----- Task data

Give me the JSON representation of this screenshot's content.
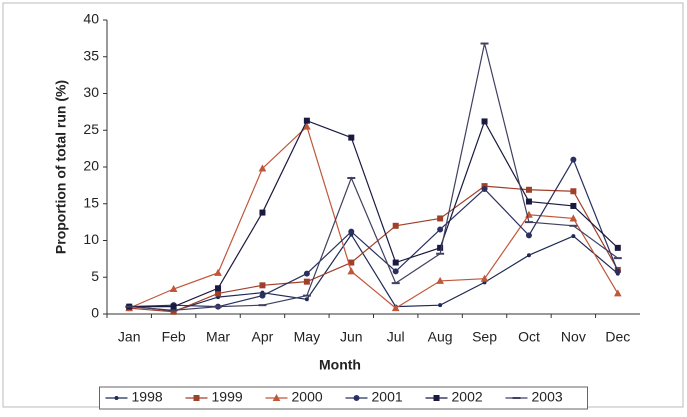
{
  "chart_data": {
    "type": "line",
    "x_label": "Month",
    "y_label": "Proportion of total run (%)",
    "categories": [
      "Jan",
      "Feb",
      "Mar",
      "Apr",
      "May",
      "Jun",
      "Jul",
      "Aug",
      "Sep",
      "Oct",
      "Nov",
      "Dec"
    ],
    "series": [
      {
        "name": "1998",
        "color": "#1f2a55",
        "marker": "dot",
        "values": [
          1.1,
          0.4,
          2.3,
          2.9,
          2,
          10.8,
          1,
          1.2,
          4.3,
          8,
          10.6,
          5.5
        ]
      },
      {
        "name": "1999",
        "color": "#a0402a",
        "marker": "square",
        "values": [
          0.8,
          0.3,
          2.8,
          3.9,
          4.4,
          7,
          12,
          13,
          17.4,
          16.9,
          16.7,
          6
        ]
      },
      {
        "name": "2000",
        "color": "#c0563a",
        "marker": "triangle",
        "values": [
          0.8,
          3.4,
          5.6,
          19.8,
          25.5,
          5.8,
          0.8,
          4.5,
          4.8,
          13.5,
          13,
          2.8
        ]
      },
      {
        "name": "2001",
        "color": "#2a3060",
        "marker": "circle",
        "values": [
          1,
          1.2,
          1,
          2.5,
          5.5,
          11.2,
          5.8,
          11.5,
          17,
          10.7,
          21,
          5.8
        ]
      },
      {
        "name": "2002",
        "color": "#1a1a40",
        "marker": "square",
        "values": [
          1,
          1,
          3.5,
          13.8,
          26.3,
          24,
          7,
          9,
          26.2,
          15.3,
          14.7,
          9
        ]
      },
      {
        "name": "2003",
        "color": "#404060",
        "marker": "dash",
        "values": [
          1,
          0.5,
          1,
          1.2,
          2.5,
          18.5,
          4.2,
          8.2,
          36.8,
          12.5,
          12,
          7.6
        ]
      }
    ],
    "ylim": [
      0,
      40
    ],
    "yticks": [
      0,
      5,
      10,
      15,
      20,
      25,
      30,
      35,
      40
    ],
    "grid": false,
    "legend": "bottom"
  }
}
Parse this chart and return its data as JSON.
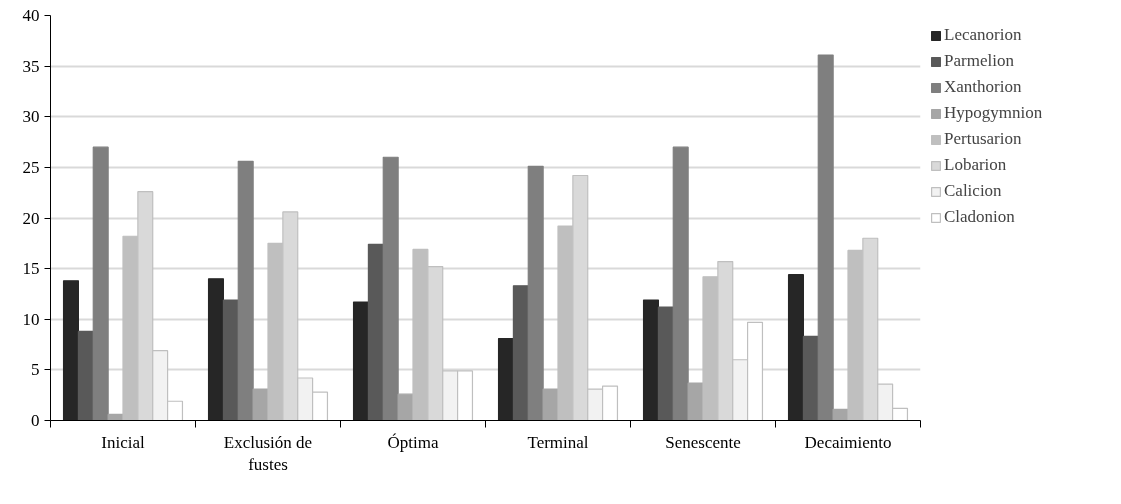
{
  "chart_data": {
    "type": "bar",
    "categories": [
      "Inicial",
      "Exclusión de fustes",
      "Óptima",
      "Terminal",
      "Senescente",
      "Decaimiento"
    ],
    "series": [
      {
        "name": "Lecanorion",
        "color": "#262626",
        "values": [
          13.8,
          14.0,
          11.7,
          8.1,
          11.9,
          14.4
        ]
      },
      {
        "name": "Parmelion",
        "color": "#595959",
        "values": [
          8.8,
          11.9,
          17.4,
          13.3,
          11.2,
          8.3
        ]
      },
      {
        "name": "Xanthorion",
        "color": "#7f7f7f",
        "values": [
          27.0,
          25.6,
          26.0,
          25.1,
          27.0,
          36.1
        ]
      },
      {
        "name": "Hypogymnion",
        "color": "#a6a6a6",
        "values": [
          0.6,
          3.1,
          2.6,
          3.1,
          3.7,
          1.1
        ]
      },
      {
        "name": "Pertusarion",
        "color": "#bfbfbf",
        "values": [
          18.2,
          17.5,
          16.9,
          19.2,
          14.2,
          16.8
        ]
      },
      {
        "name": "Lobarion",
        "color": "#d9d9d9",
        "values": [
          22.6,
          20.6,
          15.2,
          24.2,
          15.7,
          18.0
        ]
      },
      {
        "name": "Calicion",
        "color": "#f2f2f2",
        "values": [
          6.9,
          4.2,
          4.9,
          3.1,
          6.0,
          3.6
        ]
      },
      {
        "name": "Cladonion",
        "color": "#ffffff",
        "values": [
          1.9,
          2.8,
          4.9,
          3.4,
          9.7,
          1.2
        ]
      }
    ],
    "ylim": [
      0,
      40
    ],
    "yticks": [
      0,
      5,
      10,
      15,
      20,
      25,
      30,
      35,
      40
    ],
    "grid": "y",
    "legend": "right"
  }
}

----------

■ **Exercise brief**
Your answer should be one number: how many lines in the material above contain the string "JSON".

■ **Finished answer**
2